▸ Aim
Locate each line holding the string "name" and copy it.

▸ Data entries

::::::

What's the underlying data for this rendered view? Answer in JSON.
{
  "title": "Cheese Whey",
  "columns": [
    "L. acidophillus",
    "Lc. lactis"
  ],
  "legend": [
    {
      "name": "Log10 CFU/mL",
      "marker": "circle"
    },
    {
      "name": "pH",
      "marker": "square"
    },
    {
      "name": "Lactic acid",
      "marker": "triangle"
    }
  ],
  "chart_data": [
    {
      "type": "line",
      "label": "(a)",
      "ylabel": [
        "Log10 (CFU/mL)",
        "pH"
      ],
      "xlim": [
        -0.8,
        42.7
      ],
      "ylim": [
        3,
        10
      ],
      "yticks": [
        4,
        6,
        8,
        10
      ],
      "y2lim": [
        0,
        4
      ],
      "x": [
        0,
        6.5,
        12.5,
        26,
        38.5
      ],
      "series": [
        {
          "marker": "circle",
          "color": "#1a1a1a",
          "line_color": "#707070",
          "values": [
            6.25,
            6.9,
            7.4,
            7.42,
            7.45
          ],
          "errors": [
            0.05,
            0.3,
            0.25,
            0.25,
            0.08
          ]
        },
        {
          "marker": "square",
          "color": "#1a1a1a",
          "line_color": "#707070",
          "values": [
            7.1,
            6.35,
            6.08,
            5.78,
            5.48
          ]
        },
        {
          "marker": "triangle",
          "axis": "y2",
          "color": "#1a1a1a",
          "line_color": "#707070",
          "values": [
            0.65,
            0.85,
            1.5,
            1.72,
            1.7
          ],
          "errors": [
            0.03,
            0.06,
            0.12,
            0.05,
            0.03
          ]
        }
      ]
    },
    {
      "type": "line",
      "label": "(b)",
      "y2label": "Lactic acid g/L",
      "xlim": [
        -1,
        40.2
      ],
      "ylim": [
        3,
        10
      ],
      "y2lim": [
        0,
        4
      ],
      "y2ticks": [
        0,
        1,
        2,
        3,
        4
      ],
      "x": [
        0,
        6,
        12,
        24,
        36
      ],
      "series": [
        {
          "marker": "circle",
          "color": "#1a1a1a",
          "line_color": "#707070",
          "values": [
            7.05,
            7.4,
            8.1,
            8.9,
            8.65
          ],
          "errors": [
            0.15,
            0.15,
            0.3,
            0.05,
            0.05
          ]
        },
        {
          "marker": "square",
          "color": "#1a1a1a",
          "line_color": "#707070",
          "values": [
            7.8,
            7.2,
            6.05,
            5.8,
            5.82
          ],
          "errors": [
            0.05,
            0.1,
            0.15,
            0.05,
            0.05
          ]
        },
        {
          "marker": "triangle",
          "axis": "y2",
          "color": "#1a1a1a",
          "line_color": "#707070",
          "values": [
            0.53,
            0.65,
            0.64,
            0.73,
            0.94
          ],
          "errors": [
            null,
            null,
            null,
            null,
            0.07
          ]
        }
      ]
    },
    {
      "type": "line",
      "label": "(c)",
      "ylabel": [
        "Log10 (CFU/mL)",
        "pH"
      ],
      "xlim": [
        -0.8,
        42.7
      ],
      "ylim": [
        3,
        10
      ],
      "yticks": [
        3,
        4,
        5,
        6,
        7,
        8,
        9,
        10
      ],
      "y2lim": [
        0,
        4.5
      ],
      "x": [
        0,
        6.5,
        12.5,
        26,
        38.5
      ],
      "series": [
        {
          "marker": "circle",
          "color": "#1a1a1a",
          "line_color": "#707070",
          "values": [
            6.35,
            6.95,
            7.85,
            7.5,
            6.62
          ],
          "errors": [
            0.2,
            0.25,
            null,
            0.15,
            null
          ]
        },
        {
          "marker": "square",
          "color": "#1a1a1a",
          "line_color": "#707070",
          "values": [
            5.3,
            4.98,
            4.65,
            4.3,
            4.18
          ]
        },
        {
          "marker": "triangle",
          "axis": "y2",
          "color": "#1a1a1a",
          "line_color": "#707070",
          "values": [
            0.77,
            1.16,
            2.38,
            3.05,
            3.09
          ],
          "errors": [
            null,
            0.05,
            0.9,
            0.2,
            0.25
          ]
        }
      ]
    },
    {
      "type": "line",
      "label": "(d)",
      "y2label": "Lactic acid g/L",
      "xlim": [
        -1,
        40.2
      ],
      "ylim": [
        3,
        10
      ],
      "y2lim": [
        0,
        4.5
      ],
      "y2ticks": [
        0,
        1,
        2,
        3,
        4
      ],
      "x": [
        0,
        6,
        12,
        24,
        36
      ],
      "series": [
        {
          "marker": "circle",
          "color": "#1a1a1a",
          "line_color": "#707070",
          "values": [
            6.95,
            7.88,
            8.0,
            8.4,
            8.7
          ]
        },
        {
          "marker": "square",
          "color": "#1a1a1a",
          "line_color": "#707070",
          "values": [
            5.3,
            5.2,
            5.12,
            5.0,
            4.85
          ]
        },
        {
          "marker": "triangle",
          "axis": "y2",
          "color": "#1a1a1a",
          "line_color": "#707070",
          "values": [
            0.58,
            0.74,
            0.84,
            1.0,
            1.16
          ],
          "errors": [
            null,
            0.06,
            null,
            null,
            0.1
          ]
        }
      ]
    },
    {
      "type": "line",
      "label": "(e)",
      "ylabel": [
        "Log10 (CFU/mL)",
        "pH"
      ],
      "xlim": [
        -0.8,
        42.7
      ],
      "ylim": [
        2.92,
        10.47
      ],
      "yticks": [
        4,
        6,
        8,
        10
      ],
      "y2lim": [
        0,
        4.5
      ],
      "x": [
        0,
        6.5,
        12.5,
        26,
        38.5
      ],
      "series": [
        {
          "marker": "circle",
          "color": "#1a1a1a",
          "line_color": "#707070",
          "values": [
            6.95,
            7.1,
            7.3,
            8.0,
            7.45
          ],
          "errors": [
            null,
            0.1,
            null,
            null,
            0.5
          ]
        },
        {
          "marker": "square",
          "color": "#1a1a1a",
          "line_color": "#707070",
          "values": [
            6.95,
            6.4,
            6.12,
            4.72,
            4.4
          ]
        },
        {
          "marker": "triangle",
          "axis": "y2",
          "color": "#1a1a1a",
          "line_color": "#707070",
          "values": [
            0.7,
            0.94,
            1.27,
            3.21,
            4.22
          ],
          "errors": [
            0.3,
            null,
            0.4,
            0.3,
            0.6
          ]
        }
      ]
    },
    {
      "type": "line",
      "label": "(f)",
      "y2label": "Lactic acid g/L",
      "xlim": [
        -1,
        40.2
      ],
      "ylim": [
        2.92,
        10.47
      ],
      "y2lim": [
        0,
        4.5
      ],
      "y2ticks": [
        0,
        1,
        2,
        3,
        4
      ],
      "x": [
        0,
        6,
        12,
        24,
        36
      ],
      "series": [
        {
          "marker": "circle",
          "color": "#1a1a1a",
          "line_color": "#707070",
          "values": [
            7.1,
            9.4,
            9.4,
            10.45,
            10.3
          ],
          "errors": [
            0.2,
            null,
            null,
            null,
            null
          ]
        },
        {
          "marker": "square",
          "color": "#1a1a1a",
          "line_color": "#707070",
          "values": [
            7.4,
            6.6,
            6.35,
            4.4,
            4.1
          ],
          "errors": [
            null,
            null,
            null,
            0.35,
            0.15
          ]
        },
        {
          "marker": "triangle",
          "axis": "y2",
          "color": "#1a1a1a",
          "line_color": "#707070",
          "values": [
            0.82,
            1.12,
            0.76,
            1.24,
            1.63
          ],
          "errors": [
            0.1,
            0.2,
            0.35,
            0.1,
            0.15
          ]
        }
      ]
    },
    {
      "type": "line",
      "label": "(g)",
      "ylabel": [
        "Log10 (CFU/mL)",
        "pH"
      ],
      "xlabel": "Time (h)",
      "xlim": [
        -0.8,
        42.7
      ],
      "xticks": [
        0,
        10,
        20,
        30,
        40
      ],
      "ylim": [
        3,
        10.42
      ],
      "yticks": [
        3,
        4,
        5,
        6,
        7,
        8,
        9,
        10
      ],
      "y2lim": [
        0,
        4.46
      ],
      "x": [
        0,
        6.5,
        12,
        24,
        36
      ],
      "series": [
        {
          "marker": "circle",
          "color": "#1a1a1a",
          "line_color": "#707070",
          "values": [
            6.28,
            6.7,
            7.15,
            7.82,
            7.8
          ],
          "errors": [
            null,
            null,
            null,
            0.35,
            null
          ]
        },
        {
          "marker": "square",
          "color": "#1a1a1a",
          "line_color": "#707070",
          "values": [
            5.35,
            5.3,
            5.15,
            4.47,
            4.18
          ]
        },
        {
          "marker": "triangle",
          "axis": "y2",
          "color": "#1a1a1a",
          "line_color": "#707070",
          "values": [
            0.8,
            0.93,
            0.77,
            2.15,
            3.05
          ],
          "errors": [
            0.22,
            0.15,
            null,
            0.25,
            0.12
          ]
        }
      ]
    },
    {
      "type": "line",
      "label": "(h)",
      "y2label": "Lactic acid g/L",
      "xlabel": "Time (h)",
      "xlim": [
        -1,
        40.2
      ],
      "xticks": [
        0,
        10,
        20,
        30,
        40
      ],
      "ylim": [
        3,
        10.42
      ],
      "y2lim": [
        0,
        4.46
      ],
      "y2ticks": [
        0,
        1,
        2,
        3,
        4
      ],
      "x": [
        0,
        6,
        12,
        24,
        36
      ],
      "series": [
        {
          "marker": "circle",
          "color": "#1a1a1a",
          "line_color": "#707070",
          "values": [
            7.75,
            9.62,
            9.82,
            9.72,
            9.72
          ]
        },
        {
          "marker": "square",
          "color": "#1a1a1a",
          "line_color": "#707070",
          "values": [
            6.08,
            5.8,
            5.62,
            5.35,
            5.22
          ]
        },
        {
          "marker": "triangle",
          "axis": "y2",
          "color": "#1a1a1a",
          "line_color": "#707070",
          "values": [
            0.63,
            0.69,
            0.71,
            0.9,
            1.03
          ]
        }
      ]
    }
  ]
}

::::::

▸ Correct output
      "name": "Log10 CFU/mL",
      "name": "pH",
      "name": "Lactic acid",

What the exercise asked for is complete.